▸ **WHAT TO WORK ON**
Determine the number of lines in the data that include the word "compliance", and write only that number.

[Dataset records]
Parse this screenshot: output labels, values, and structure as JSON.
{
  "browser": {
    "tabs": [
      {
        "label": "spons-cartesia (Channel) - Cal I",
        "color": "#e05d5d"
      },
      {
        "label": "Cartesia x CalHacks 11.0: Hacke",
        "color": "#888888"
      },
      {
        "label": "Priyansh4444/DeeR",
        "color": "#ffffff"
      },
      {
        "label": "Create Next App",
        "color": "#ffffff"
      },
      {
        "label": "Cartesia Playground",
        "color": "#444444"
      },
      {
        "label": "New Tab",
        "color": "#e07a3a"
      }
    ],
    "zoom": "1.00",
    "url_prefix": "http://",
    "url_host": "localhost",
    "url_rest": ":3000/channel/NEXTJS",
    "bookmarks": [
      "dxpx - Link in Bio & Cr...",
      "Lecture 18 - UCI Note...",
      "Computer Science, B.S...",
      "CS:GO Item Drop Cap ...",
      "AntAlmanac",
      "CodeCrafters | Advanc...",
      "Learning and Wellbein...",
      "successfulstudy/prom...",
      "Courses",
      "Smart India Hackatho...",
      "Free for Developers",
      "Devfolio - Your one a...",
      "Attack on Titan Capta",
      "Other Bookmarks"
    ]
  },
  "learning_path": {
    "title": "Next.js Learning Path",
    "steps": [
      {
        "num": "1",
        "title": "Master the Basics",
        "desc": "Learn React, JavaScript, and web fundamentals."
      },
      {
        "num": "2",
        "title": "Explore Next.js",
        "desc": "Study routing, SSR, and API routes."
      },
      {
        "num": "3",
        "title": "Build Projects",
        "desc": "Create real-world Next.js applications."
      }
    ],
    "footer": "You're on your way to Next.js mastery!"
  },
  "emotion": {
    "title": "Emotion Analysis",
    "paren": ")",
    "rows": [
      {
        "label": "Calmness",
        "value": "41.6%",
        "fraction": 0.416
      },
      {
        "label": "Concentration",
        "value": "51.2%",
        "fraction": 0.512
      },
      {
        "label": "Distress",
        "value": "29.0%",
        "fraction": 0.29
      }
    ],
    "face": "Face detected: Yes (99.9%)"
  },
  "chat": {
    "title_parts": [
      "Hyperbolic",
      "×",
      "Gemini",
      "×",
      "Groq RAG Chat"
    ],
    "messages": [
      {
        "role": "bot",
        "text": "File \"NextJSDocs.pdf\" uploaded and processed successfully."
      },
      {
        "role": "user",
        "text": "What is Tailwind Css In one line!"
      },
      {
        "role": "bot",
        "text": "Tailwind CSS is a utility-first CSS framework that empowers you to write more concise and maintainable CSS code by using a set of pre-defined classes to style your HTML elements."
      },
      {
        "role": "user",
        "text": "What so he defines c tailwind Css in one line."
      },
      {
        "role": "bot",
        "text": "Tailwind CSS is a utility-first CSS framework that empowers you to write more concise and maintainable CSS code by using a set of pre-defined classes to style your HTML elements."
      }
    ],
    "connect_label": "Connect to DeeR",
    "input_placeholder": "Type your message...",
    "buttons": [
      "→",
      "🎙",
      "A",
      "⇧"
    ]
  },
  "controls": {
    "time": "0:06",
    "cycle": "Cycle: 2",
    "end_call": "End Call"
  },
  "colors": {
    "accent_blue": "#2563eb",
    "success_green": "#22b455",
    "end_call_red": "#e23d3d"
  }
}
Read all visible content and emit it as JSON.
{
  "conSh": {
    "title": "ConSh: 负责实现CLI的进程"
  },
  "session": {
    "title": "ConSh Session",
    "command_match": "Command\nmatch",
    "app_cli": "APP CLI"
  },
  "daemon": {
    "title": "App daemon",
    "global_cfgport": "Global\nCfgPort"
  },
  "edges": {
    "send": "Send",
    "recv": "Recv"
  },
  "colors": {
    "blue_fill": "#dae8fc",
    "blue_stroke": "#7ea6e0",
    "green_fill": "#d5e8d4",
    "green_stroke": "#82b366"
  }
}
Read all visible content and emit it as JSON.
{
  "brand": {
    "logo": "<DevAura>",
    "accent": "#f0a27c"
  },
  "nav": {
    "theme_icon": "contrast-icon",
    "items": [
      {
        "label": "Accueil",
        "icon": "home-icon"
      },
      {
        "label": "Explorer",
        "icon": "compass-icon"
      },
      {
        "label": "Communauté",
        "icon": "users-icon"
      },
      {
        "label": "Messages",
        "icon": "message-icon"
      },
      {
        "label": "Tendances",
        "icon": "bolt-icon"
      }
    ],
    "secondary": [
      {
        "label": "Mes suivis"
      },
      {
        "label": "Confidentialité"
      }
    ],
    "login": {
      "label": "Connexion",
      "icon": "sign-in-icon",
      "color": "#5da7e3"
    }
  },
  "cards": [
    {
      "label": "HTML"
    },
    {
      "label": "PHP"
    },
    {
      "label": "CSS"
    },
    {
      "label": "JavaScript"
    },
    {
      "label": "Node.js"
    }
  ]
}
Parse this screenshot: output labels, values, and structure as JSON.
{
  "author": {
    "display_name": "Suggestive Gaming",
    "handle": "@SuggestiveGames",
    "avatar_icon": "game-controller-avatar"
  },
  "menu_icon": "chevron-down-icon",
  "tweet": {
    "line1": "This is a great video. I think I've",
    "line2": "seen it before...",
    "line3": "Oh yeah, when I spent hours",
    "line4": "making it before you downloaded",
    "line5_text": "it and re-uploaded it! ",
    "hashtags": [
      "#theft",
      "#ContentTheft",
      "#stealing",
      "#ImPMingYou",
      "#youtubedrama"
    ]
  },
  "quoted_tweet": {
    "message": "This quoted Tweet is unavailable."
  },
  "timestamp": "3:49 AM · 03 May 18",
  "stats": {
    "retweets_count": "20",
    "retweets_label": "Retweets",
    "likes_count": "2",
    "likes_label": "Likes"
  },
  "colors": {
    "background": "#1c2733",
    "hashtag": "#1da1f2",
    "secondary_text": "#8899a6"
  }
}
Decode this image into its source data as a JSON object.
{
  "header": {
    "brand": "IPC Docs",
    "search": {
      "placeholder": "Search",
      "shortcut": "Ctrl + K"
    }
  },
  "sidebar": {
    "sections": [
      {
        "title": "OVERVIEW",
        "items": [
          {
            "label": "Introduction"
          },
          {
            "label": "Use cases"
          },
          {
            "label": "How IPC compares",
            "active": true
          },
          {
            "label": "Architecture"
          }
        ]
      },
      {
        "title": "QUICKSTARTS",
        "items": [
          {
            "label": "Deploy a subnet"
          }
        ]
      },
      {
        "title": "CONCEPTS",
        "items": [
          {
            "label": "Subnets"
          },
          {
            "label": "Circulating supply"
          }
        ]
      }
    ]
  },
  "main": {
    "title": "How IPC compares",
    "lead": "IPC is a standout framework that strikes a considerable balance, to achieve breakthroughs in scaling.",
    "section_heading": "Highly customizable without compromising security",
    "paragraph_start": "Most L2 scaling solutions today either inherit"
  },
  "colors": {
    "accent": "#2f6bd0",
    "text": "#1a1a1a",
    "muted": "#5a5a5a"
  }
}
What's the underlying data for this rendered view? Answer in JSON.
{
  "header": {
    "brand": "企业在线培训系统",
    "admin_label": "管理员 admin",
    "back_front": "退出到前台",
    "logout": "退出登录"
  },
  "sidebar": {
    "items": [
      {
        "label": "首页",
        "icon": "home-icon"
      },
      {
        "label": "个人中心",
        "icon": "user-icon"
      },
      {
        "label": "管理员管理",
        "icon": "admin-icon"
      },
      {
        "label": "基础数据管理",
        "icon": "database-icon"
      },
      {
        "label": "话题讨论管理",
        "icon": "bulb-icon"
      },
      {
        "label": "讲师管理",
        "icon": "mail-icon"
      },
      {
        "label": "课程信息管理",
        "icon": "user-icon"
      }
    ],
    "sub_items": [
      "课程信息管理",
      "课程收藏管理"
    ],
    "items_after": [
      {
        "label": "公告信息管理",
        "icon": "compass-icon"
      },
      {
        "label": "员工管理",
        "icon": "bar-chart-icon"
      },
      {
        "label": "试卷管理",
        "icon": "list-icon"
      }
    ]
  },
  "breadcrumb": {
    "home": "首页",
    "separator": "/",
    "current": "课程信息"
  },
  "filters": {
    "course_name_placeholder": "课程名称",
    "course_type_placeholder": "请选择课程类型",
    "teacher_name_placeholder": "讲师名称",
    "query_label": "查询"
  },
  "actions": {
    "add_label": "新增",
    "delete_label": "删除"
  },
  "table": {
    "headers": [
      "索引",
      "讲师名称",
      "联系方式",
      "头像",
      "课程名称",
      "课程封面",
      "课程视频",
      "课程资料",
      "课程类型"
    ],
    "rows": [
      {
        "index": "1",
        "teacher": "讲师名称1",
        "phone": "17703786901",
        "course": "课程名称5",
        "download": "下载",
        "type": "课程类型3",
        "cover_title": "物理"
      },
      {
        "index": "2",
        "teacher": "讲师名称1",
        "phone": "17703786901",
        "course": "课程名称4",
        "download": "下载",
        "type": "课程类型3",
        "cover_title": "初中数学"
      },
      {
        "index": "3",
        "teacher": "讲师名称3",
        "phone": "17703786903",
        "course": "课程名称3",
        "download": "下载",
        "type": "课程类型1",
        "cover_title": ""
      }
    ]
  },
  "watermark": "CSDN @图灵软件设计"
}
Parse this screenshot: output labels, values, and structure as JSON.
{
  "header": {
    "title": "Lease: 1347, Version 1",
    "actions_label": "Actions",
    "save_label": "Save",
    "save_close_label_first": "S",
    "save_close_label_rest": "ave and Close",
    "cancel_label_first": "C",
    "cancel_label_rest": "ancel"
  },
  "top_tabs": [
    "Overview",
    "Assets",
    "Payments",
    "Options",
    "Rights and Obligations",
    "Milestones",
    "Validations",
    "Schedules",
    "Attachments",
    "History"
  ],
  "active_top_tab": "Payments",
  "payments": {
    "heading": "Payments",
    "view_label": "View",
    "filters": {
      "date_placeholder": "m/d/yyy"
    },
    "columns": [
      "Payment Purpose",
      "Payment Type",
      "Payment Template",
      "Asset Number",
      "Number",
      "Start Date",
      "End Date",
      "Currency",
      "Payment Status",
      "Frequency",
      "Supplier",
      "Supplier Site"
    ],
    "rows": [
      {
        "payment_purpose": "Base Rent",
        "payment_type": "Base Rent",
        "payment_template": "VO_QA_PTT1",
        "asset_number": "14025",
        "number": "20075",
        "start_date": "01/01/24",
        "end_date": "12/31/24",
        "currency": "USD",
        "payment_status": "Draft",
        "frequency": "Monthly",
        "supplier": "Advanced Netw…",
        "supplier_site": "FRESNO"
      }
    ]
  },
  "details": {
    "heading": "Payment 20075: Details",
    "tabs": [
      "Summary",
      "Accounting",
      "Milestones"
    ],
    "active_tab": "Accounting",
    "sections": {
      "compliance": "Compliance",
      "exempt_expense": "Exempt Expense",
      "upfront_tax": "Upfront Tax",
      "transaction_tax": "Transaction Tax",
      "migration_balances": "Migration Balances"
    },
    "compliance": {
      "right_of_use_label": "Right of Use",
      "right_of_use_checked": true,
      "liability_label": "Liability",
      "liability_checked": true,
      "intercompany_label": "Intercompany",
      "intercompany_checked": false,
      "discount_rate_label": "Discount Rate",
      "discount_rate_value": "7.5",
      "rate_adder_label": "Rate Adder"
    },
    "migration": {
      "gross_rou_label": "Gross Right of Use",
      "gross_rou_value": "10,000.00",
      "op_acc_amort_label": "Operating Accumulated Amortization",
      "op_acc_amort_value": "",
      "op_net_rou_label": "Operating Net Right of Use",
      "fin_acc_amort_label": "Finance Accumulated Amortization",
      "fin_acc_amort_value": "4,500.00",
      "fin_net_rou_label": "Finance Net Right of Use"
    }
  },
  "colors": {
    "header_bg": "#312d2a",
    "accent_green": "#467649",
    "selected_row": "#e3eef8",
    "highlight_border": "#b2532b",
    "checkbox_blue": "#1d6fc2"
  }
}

▸ **EXERCISE ANSWER**
2